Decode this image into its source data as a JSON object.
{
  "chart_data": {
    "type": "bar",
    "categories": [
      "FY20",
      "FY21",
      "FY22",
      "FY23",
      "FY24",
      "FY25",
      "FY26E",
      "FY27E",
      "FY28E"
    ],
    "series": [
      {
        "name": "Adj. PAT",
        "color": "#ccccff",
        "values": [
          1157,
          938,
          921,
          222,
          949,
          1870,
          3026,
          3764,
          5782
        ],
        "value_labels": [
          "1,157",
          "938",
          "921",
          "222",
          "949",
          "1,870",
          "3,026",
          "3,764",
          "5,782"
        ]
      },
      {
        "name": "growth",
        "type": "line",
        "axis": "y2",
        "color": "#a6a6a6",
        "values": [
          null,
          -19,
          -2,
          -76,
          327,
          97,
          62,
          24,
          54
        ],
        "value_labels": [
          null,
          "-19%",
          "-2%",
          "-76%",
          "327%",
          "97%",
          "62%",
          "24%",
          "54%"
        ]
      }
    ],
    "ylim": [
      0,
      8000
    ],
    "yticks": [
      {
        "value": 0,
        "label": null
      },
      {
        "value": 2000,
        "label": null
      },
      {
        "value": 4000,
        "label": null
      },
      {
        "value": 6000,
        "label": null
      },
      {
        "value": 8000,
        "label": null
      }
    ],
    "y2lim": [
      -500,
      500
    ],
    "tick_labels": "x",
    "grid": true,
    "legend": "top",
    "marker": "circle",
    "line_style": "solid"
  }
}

-*-

What is required ->
Output the records above in their entirety, exactly.

Written solution ->
Decode this image into its source data as a JSON object.
{
  "chart_data": {
    "type": "bar",
    "categories": [
      "FY20",
      "FY21",
      "FY22",
      "FY23",
      "FY24",
      "FY25",
      "FY26E",
      "FY27E",
      "FY28E"
    ],
    "series": [
      {
        "name": "Adj. PAT",
        "color": "#ccccff",
        "values": [
          1157,
          938,
          921,
          222,
          949,
          1870,
          3026,
          3764,
          5782
        ],
        "value_labels": [
          "1,157",
          "938",
          "921",
          "222",
          "949",
          "1,870",
          "3,026",
          "3,764",
          "5,782"
        ]
      },
      {
        "name": "growth",
        "type": "line",
        "axis": "y2",
        "color": "#a6a6a6",
        "values": [
          null,
          -19,
          -2,
          -76,
          327,
          97,
          62,
          24,
          54
        ],
        "value_labels": [
          null,
          "-19%",
          "-2%",
          "-76%",
          "327%",
          "97%",
          "62%",
          "24%",
          "54%"
        ]
      }
    ],
    "ylim": [
      0,
      8000
    ],
    "yticks": [
      {
        "value": 0,
        "label": null
      },
      {
        "value": 2000,
        "label": null
      },
      {
        "value": 4000,
        "label": null
      },
      {
        "value": 6000,
        "label": null
      },
      {
        "value": 8000,
        "label": null
      }
    ],
    "y2lim": [
      -500,
      500
    ],
    "tick_labels": "x",
    "grid": true,
    "legend": "top",
    "marker": "circle",
    "line_style": "solid"
  }
}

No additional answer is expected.